------ Material for this task ------
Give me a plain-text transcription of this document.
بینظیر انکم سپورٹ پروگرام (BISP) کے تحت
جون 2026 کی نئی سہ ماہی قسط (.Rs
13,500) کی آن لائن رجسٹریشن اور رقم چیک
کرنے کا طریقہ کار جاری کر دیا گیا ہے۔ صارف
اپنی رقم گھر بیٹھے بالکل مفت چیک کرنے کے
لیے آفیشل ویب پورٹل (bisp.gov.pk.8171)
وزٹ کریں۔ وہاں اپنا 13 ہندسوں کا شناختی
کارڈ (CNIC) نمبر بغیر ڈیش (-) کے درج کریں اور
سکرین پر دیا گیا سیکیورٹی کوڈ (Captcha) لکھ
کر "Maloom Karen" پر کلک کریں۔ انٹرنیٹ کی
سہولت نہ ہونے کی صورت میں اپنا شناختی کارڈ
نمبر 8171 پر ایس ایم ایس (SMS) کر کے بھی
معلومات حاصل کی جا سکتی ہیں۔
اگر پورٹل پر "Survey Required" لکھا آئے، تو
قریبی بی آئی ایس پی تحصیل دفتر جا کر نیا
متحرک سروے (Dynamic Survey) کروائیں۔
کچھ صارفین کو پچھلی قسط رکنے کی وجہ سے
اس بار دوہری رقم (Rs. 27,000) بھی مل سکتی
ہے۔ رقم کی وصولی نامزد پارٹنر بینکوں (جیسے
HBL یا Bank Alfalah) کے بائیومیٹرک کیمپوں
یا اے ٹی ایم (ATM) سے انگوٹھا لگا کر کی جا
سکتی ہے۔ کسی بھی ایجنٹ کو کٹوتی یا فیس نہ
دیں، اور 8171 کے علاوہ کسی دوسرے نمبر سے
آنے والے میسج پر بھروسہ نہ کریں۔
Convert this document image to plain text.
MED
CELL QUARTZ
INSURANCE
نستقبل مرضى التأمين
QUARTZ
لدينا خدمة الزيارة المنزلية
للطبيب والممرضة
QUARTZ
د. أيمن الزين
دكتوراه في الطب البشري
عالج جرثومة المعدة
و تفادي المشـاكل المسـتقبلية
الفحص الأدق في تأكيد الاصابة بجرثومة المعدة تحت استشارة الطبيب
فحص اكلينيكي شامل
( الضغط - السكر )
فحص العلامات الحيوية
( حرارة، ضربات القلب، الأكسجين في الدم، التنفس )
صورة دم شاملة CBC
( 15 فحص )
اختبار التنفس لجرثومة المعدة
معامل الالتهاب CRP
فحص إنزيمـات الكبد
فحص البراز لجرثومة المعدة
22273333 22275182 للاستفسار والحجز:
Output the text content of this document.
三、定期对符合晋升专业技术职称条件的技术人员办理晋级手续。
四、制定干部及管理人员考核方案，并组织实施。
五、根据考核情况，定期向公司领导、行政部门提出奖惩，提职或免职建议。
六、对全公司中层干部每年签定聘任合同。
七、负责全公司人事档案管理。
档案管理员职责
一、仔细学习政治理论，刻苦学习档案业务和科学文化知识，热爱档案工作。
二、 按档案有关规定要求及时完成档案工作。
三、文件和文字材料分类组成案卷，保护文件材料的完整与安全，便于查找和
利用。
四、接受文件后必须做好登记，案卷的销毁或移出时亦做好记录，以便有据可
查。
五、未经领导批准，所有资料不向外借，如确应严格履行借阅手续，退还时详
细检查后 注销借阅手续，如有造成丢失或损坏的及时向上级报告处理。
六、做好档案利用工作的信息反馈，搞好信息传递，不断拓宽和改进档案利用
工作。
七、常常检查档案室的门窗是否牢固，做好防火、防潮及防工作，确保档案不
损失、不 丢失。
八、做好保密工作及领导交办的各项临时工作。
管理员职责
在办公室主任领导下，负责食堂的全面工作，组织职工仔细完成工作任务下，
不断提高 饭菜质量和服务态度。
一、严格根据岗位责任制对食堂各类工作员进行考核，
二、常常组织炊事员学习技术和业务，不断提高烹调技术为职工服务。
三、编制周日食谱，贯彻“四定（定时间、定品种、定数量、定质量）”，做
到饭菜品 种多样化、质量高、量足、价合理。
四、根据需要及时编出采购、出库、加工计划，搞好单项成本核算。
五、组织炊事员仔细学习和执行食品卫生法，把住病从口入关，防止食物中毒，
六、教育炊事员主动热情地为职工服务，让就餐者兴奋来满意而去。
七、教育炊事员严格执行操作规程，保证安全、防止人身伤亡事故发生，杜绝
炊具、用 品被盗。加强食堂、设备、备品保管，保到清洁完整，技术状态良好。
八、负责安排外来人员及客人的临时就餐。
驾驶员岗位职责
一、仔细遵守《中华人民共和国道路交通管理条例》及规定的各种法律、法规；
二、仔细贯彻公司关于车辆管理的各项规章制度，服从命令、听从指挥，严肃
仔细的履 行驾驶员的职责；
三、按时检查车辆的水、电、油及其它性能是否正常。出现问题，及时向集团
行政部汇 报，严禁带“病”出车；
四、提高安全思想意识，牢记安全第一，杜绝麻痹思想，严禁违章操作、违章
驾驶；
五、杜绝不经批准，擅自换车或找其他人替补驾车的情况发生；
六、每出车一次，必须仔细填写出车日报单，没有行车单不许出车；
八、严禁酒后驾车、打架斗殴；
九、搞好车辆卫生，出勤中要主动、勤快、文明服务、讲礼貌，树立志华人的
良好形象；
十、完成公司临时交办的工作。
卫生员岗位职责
------
Objective: Copy out each line exactly.

The response:
Give me a plain-text transcription of this document.
بینظیر انکم سپورٹ پروگرام (BISP) کے تحت
جون 2026 کی نئی سہ ماہی قسط (.Rs
13,500) کی آن لائن رجسٹریشن اور رقم چیک
کرنے کا طریقہ کار جاری کر دیا گیا ہے۔ صارف
اپنی رقم گھر بیٹھے بالکل مفت چیک کرنے کے
لیے آفیشل ویب پورٹل (bisp.gov.pk.8171)
وزٹ کریں۔ وہاں اپنا 13 ہندسوں کا شناختی
کارڈ (CNIC) نمبر بغیر ڈیش (-) کے درج کریں اور
سکرین پر دیا گیا سیکیورٹی کوڈ (Captcha) لکھ
کر "Maloom Karen" پر کلک کریں۔ انٹرنیٹ کی
سہولت نہ ہونے کی صورت میں اپنا شناختی کارڈ
نمبر 8171 پر ایس ایم ایس (SMS) کر کے بھی
معلومات حاصل کی جا سکتی ہیں۔
اگر پورٹل پر "Survey Required" لکھا آئے، تو
قریبی بی آئی ایس پی تحصیل دفتر جا کر نیا
متحرک سروے (Dynamic Survey) کروائیں۔
کچھ صارفین کو پچھلی قسط رکنے کی وجہ سے
اس بار دوہری رقم (Rs. 27,000) بھی مل سکتی
ہے۔ رقم کی وصولی نامزد پارٹنر بینکوں (جیسے
HBL یا Bank Alfalah) کے بائیومیٹرک کیمپوں
یا اے ٹی ایم (ATM) سے انگوٹھا لگا کر کی جا
سکتی ہے۔ کسی بھی ایجنٹ کو کٹوتی یا فیس نہ
دیں، اور 8171 کے علاوہ کسی دوسرے نمبر سے
آنے والے میسج پر بھروسہ نہ کریں۔
Convert this document image to plain text.
MED
CELL QUARTZ
INSURANCE
نستقبل مرضى التأمين
QUARTZ
لدينا خدمة الزيارة المنزلية
للطبيب والممرضة
QUARTZ
د. أيمن الزين
دكتوراه في الطب البشري
عالج جرثومة المعدة
و تفادي المشـاكل المسـتقبلية
الفحص الأدق في تأكيد الاصابة بجرثومة المعدة تحت استشارة الطبيب
فحص اكلينيكي شامل
( الضغط - السكر )
فحص العلامات الحيوية
( حرارة، ضربات القلب، الأكسجين في الدم، التنفس )
صورة دم شاملة CBC
( 15 فحص )
اختبار التنفس لجرثومة المعدة
معامل الالتهاب CRP
فحص إنزيمـات الكبد
فحص البراز لجرثومة المعدة
22273333 22275182 للاستفسار والحجز:
Output the text content of this document.
三、定期对符合晋升专业技术职称条件的技术人员办理晋级手续。
四、制定干部及管理人员考核方案，并组织实施。
五、根据考核情况，定期向公司领导、行政部门提出奖惩，提职或免职建议。
六、对全公司中层干部每年签定聘任合同。
七、负责全公司人事档案管理。
档案管理员职责
一、仔细学习政治理论，刻苦学习档案业务和科学文化知识，热爱档案工作。
二、 按档案有关规定要求及时完成档案工作。
三、文件和文字材料分类组成案卷，保护文件材料的完整与安全，便于查找和
利用。
四、接受文件后必须做好登记，案卷的销毁或移出时亦做好记录，以便有据可
查。
五、未经领导批准，所有资料不向外借，如确应严格履行借阅手续，退还时详
细检查后 注销借阅手续，如有造成丢失或损坏的及时向上级报告处理。
六、做好档案利用工作的信息反馈，搞好信息传递，不断拓宽和改进档案利用
工作。
七、常常检查档案室的门窗是否牢固，做好防火、防潮及防工作，确保档案不
损失、不 丢失。
八、做好保密工作及领导交办的各项临时工作。
管理员职责
在办公室主任领导下，负责食堂的全面工作，组织职工仔细完成工作任务下，
不断提高 饭菜质量和服务态度。
一、严格根据岗位责任制对食堂各类工作员进行考核，
二、常常组织炊事员学习技术和业务，不断提高烹调技术为职工服务。
三、编制周日食谱，贯彻“四定（定时间、定品种、定数量、定质量）”，做
到饭菜品 种多样化、质量高、量足、价合理。
四、根据需要及时编出采购、出库、加工计划，搞好单项成本核算。
五、组织炊事员仔细学习和执行食品卫生法，把住病从口入关，防止食物中毒，
六、教育炊事员主动热情地为职工服务，让就餐者兴奋来满意而去。
七、教育炊事员严格执行操作规程，保证安全、防止人身伤亡事故发生，杜绝
炊具、用 品被盗。加强食堂、设备、备品保管，保到清洁完整，技术状态良好。
八、负责安排外来人员及客人的临时就餐。
驾驶员岗位职责
一、仔细遵守《中华人民共和国道路交通管理条例》及规定的各种法律、法规；
二、仔细贯彻公司关于车辆管理的各项规章制度，服从命令、听从指挥，严肃
仔细的履 行驾驶员的职责；
三、按时检查车辆的水、电、油及其它性能是否正常。出现问题，及时向集团
行政部汇 报，严禁带“病”出车；
四、提高安全思想意识，牢记安全第一，杜绝麻痹思想，严禁违章操作、违章
驾驶；
五、杜绝不经批准，擅自换车或找其他人替补驾车的情况发生；
六、每出车一次，必须仔细填写出车日报单，没有行车单不许出车；
八、严禁酒后驾车、打架斗殴；
九、搞好车辆卫生，出勤中要主动、勤快、文明服务、讲礼貌，树立志华人的
良好形象；
十、完成公司临时交办的工作。
卫生员岗位职责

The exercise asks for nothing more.